Do this:
Copy the records below exactly, leaving out every picture.

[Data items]
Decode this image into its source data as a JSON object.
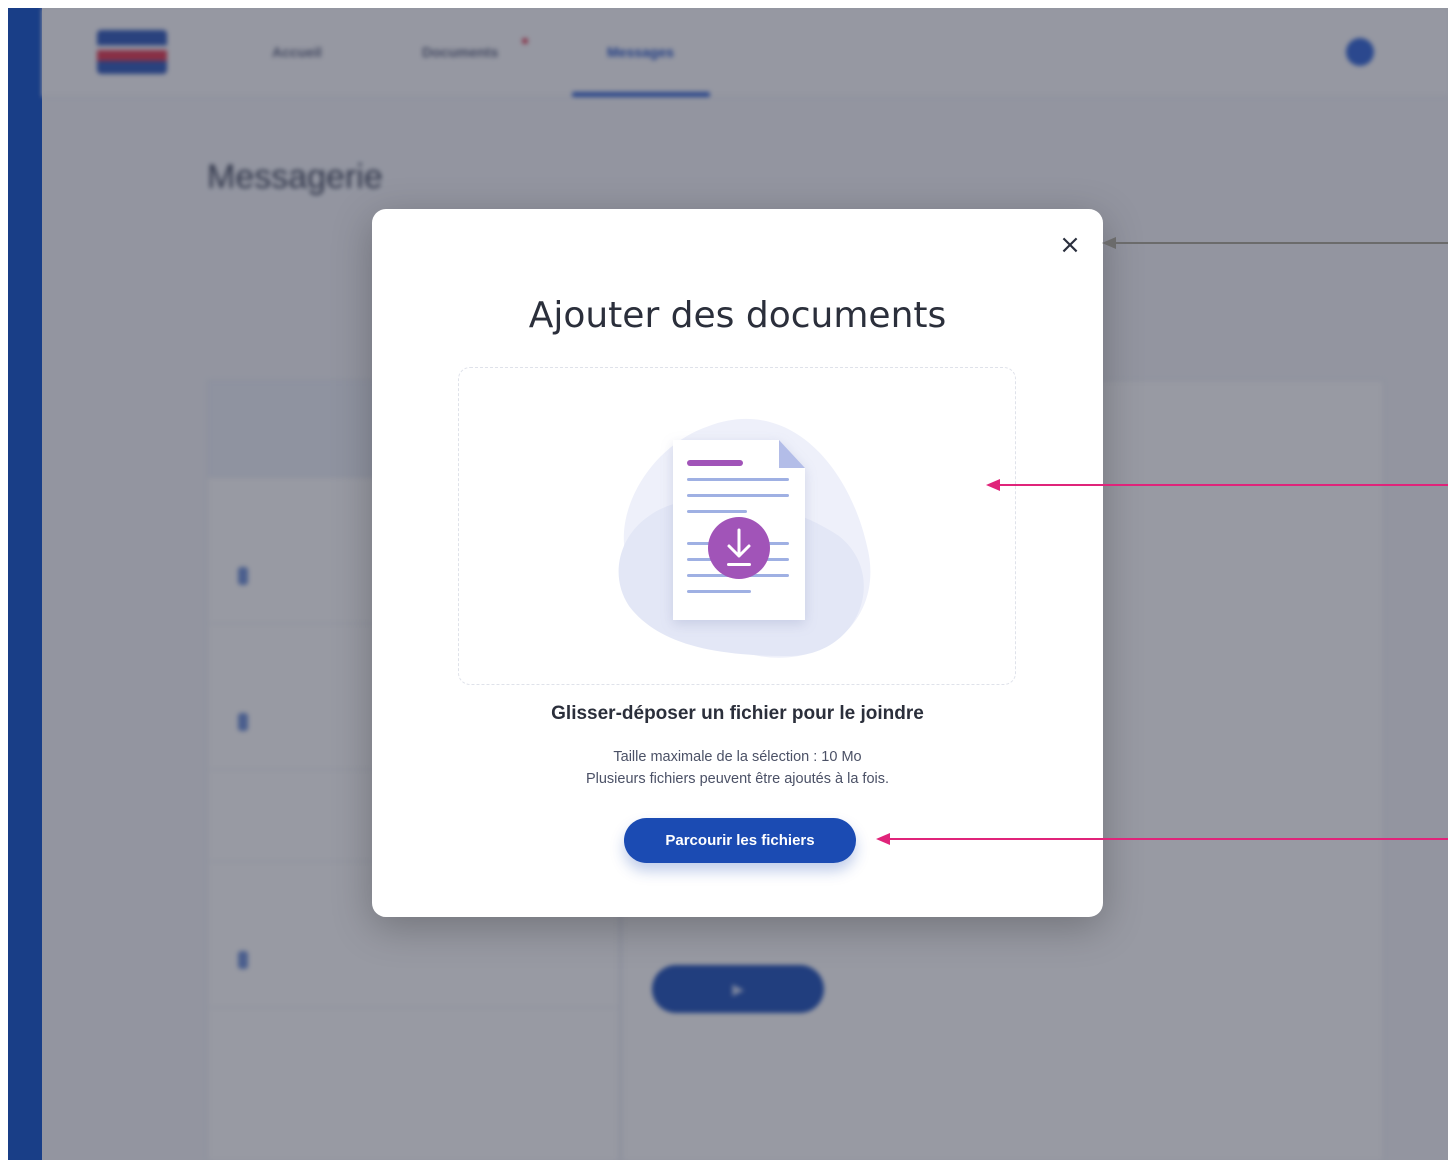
{
  "modal": {
    "title": "Ajouter des documents",
    "close_icon": "×",
    "dropzone": {
      "illustration_icon": "document-download-icon",
      "title": "Glisser-déposer un fichier pour le joindre",
      "max_size_text": "Taille maximale de la sélection : 10 Mo",
      "multiple_text": "Plusieurs fichiers peuvent être ajoutés à la fois."
    },
    "browse_label": "Parcourir les fichiers"
  },
  "background": {
    "nav": [
      "Accueil",
      "Documents",
      "Messages"
    ],
    "page_title": "Messagerie"
  },
  "colors": {
    "primary": "#1b4bb3",
    "accent_purple": "#a154b8",
    "annotation_pink": "#e0247a",
    "annotation_gray": "#6b6b6b"
  }
}
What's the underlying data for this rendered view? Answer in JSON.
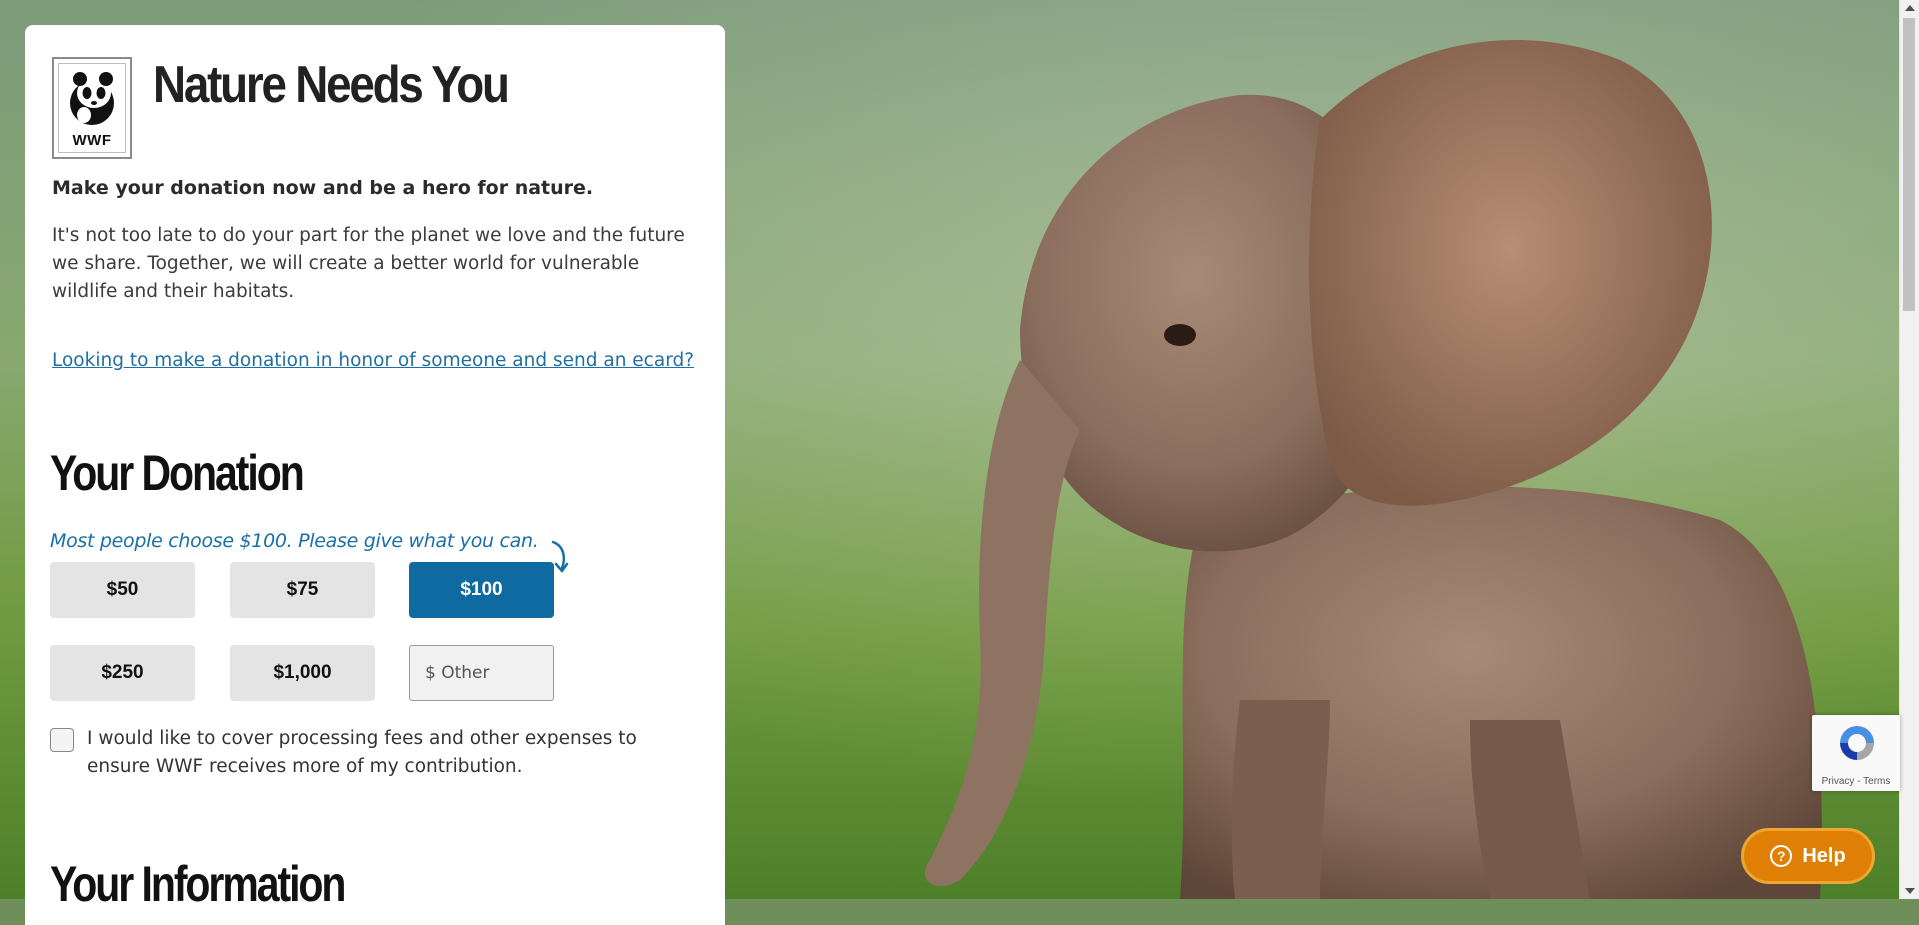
{
  "hero": {
    "title": "Nature Needs You",
    "logo_text": "WWF",
    "lead": "Make your donation now and be a hero for nature.",
    "body": "It's not too late to do your part for the planet we love and the future we share. Together, we will create a better world for vulnerable wildlife and their habitats.",
    "ecard_link": "Looking to make a donation in honor of someone and send an ecard?"
  },
  "donation": {
    "heading": "Your Donation",
    "hint": "Most people choose $100. Please give what you can.",
    "amounts": [
      "$50",
      "$75",
      "$100",
      "$250",
      "$1,000"
    ],
    "selected": "$100",
    "other_placeholder": "$ Other",
    "fees_label": "I would like to cover processing fees and other expenses to ensure WWF receives more of my contribution."
  },
  "information": {
    "heading": "Your Information"
  },
  "recaptcha": {
    "links": "Privacy - Terms"
  },
  "help": {
    "label": "Help",
    "icon_glyph": "?"
  },
  "colors": {
    "accent": "#0f6aa1",
    "link": "#1f6fa3",
    "help": "#e07f05"
  }
}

Result of this exercise:
Decode this image into its source data as a JSON object.
{
  "modal": {
    "title": "Ajouter des documents",
    "close_icon": "×",
    "dropzone": {
      "illustration_icon": "document-download-icon",
      "title": "Glisser-déposer un fichier pour le joindre",
      "max_size_text": "Taille maximale de la sélection : 10 Mo",
      "multiple_text": "Plusieurs fichiers peuvent être ajoutés à la fois."
    },
    "browse_label": "Parcourir les fichiers"
  },
  "background": {
    "nav": [
      "Accueil",
      "Documents",
      "Messages"
    ],
    "page_title": "Messagerie"
  },
  "colors": {
    "primary": "#1b4bb3",
    "accent_purple": "#a154b8",
    "annotation_pink": "#e0247a",
    "annotation_gray": "#6b6b6b"
  }
}
What's the underlying data for this rendered view? Answer in JSON.
{
  "hero": {
    "title": "Nature Needs You",
    "logo_text": "WWF",
    "lead": "Make your donation now and be a hero for nature.",
    "body": "It's not too late to do your part for the planet we love and the future we share. Together, we will create a better world for vulnerable wildlife and their habitats.",
    "ecard_link": "Looking to make a donation in honor of someone and send an ecard?"
  },
  "donation": {
    "heading": "Your Donation",
    "hint": "Most people choose $100. Please give what you can.",
    "amounts": [
      "$50",
      "$75",
      "$100",
      "$250",
      "$1,000"
    ],
    "selected": "$100",
    "other_placeholder": "$ Other",
    "fees_label": "I would like to cover processing fees and other expenses to ensure WWF receives more of my contribution."
  },
  "information": {
    "heading": "Your Information"
  },
  "recaptcha": {
    "links": "Privacy - Terms"
  },
  "help": {
    "label": "Help",
    "icon_glyph": "?"
  },
  "colors": {
    "accent": "#0f6aa1",
    "link": "#1f6fa3",
    "help": "#e07f05"
  }
}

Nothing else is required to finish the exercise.